* **TO DO**: Output the listing below, keeping each line exactly as it stands.

* **AVAILABLE RECORDS**:
§

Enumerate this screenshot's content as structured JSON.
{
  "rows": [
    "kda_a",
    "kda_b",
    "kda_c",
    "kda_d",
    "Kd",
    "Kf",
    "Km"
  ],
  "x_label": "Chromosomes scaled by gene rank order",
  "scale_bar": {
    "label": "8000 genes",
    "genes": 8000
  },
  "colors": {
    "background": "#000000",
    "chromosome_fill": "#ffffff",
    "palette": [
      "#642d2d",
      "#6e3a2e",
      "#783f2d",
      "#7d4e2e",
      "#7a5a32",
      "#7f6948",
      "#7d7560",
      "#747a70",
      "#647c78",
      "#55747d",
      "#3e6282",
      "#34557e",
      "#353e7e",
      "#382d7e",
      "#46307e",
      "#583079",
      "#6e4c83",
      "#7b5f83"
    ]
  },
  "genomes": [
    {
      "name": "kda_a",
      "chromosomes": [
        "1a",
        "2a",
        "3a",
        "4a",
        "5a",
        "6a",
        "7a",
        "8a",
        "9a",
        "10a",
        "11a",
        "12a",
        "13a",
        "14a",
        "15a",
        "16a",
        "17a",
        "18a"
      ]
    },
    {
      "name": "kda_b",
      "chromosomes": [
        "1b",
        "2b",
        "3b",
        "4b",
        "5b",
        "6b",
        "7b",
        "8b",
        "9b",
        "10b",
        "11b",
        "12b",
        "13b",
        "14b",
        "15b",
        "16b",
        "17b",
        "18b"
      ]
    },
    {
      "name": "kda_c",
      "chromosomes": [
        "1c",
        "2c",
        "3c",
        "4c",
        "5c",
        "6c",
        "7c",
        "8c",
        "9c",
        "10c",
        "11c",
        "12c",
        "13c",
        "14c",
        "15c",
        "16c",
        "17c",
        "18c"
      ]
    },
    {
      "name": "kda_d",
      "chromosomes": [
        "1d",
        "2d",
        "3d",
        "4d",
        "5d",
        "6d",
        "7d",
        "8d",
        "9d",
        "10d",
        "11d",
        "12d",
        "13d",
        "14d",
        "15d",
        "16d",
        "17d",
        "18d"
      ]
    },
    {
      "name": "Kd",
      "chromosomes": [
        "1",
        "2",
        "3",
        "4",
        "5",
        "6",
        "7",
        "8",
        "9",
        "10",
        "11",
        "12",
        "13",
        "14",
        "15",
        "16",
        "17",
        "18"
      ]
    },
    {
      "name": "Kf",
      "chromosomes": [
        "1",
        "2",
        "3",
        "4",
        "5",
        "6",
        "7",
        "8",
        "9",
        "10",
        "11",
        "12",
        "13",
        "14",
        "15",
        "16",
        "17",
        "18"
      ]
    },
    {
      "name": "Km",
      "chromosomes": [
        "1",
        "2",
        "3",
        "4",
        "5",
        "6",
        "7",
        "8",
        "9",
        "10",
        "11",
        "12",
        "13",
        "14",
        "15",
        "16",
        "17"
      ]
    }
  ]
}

§

* **SOLUTION FOR THIS TASK**:
Enumerate this screenshot's content as structured JSON.
{
  "rows": [
    "kda_a",
    "kda_b",
    "kda_c",
    "kda_d",
    "Kd",
    "Kf",
    "Km"
  ],
  "x_label": "Chromosomes scaled by gene rank order",
  "scale_bar": {
    "label": "8000 genes",
    "genes": 8000
  },
  "colors": {
    "background": "#000000",
    "chromosome_fill": "#ffffff",
    "palette": [
      "#642d2d",
      "#6e3a2e",
      "#783f2d",
      "#7d4e2e",
      "#7a5a32",
      "#7f6948",
      "#7d7560",
      "#747a70",
      "#647c78",
      "#55747d",
      "#3e6282",
      "#34557e",
      "#353e7e",
      "#382d7e",
      "#46307e",
      "#583079",
      "#6e4c83",
      "#7b5f83"
    ]
  },
  "genomes": [
    {
      "name": "kda_a",
      "chromosomes": [
        "1a",
        "2a",
        "3a",
        "4a",
        "5a",
        "6a",
        "7a",
        "8a",
        "9a",
        "10a",
        "11a",
        "12a",
        "13a",
        "14a",
        "15a",
        "16a",
        "17a",
        "18a"
      ]
    },
    {
      "name": "kda_b",
      "chromosomes": [
        "1b",
        "2b",
        "3b",
        "4b",
        "5b",
        "6b",
        "7b",
        "8b",
        "9b",
        "10b",
        "11b",
        "12b",
        "13b",
        "14b",
        "15b",
        "16b",
        "17b",
        "18b"
      ]
    },
    {
      "name": "kda_c",
      "chromosomes": [
        "1c",
        "2c",
        "3c",
        "4c",
        "5c",
        "6c",
        "7c",
        "8c",
        "9c",
        "10c",
        "11c",
        "12c",
        "13c",
        "14c",
        "15c",
        "16c",
        "17c",
        "18c"
      ]
    },
    {
      "name": "kda_d",
      "chromosomes": [
        "1d",
        "2d",
        "3d",
        "4d",
        "5d",
        "6d",
        "7d",
        "8d",
        "9d",
        "10d",
        "11d",
        "12d",
        "13d",
        "14d",
        "15d",
        "16d",
        "17d",
        "18d"
      ]
    },
    {
      "name": "Kd",
      "chromosomes": [
        "1",
        "2",
        "3",
        "4",
        "5",
        "6",
        "7",
        "8",
        "9",
        "10",
        "11",
        "12",
        "13",
        "14",
        "15",
        "16",
        "17",
        "18"
      ]
    },
    {
      "name": "Kf",
      "chromosomes": [
        "1",
        "2",
        "3",
        "4",
        "5",
        "6",
        "7",
        "8",
        "9",
        "10",
        "11",
        "12",
        "13",
        "14",
        "15",
        "16",
        "17",
        "18"
      ]
    },
    {
      "name": "Km",
      "chromosomes": [
        "1",
        "2",
        "3",
        "4",
        "5",
        "6",
        "7",
        "8",
        "9",
        "10",
        "11",
        "12",
        "13",
        "14",
        "15",
        "16",
        "17"
      ]
    }
  ]
}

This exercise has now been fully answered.